» TASK GOAL:
Identify each line in the records below that contains the word "name", and copy it.
"""
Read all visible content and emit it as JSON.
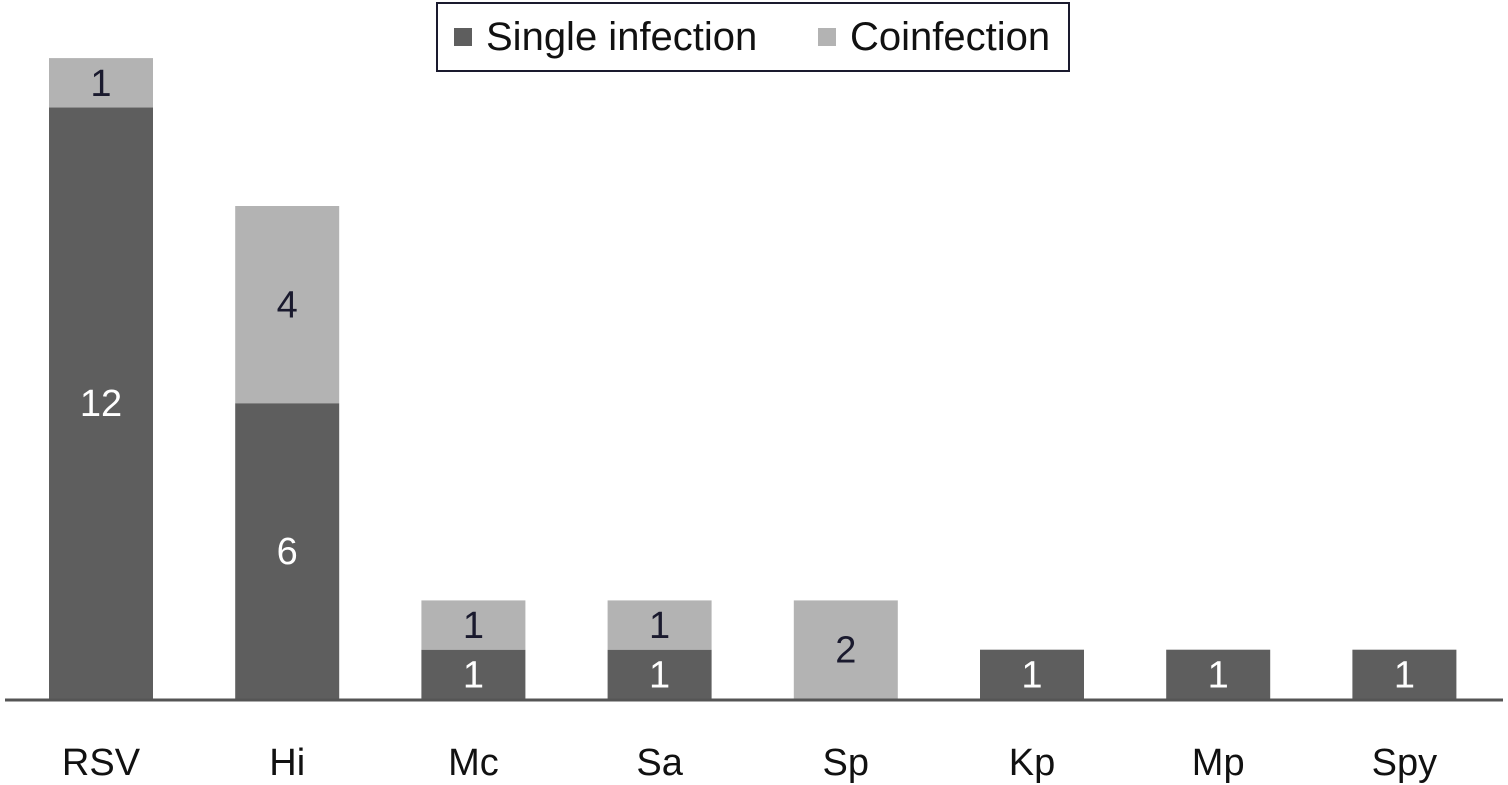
{
  "chart_data": {
    "type": "bar",
    "stacked": true,
    "categories": [
      "RSV",
      "Hi",
      "Mc",
      "Sa",
      "Sp",
      "Kp",
      "Mp",
      "Spy"
    ],
    "series": [
      {
        "name": "Single infection",
        "color": "#5e5e5e",
        "label_color": "#ffffff",
        "values": [
          12,
          6,
          1,
          1,
          0,
          1,
          1,
          1
        ]
      },
      {
        "name": "Coinfection",
        "color": "#b3b3b3",
        "label_color": "#1a1a2e",
        "values": [
          1,
          4,
          1,
          1,
          2,
          0,
          0,
          0
        ]
      }
    ],
    "ylim": [
      0,
      13
    ],
    "grid": false,
    "legend_position": "top-center",
    "data_labels": true
  }
}
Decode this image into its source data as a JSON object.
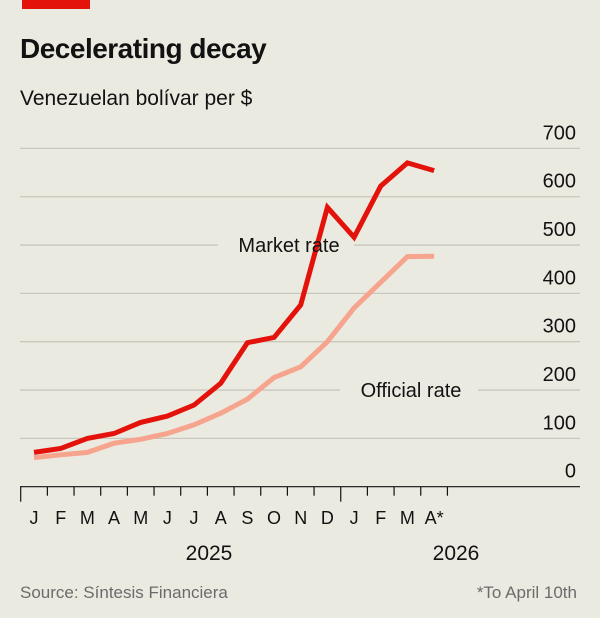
{
  "title": "Decelerating decay",
  "subtitle": "Venezuelan bolívar per $",
  "source": "Source: Síntesis Financiera",
  "footnote": "*To April 10th",
  "colors": {
    "background": "#EBEAE0",
    "accent_bar": "#E3120B",
    "market": "#E3120B",
    "official": "#F6A48E",
    "grid": "#C9C8BE"
  },
  "chart_data": {
    "type": "line",
    "title": "Decelerating decay",
    "subtitle": "Venezuelan bolívar per $",
    "categories": [
      "J",
      "F",
      "M",
      "A",
      "M",
      "J",
      "J",
      "A",
      "S",
      "O",
      "N",
      "D",
      "J",
      "F",
      "M",
      "A*"
    ],
    "years": [
      {
        "label": "2025",
        "start": 0,
        "end": 11
      },
      {
        "label": "2026",
        "start": 12,
        "end": 15
      }
    ],
    "series": [
      {
        "name": "Market rate",
        "color": "#E3120B",
        "values": [
          71,
          79,
          100,
          110,
          133,
          146,
          169,
          214,
          298,
          309,
          376,
          578,
          516,
          622,
          670,
          654
        ]
      },
      {
        "name": "Official rate",
        "color": "#F6A48E",
        "values": [
          60,
          66,
          71,
          90,
          98,
          110,
          128,
          152,
          181,
          226,
          248,
          300,
          370,
          423,
          476,
          477
        ]
      }
    ],
    "yticks": [
      0,
      100,
      200,
      300,
      400,
      500,
      600,
      700
    ],
    "ylim": [
      0,
      700
    ],
    "grid": true,
    "yaxis_side": "right",
    "legend": "inline labels"
  }
}
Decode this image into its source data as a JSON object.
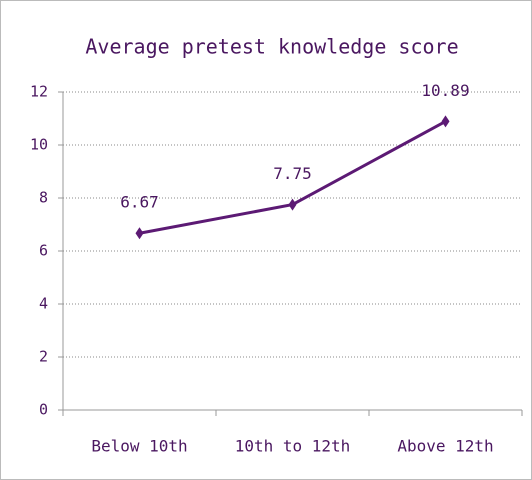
{
  "chart_data": {
    "type": "line",
    "title": "Average pretest knowledge score",
    "categories": [
      "Below 10th",
      "10th to 12th",
      "Above 12th"
    ],
    "values": [
      6.67,
      7.75,
      10.89
    ],
    "color": "#5c1a74",
    "ylim": [
      0,
      12
    ],
    "yticks": [
      0,
      2,
      4,
      6,
      8,
      10,
      12
    ],
    "grid": true
  }
}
"""
» EXERCISE RESPONSE:
        "name": "Single infection",
        "name": "Coinfection",
        "name": "Market rate",
        "name": "Official rate",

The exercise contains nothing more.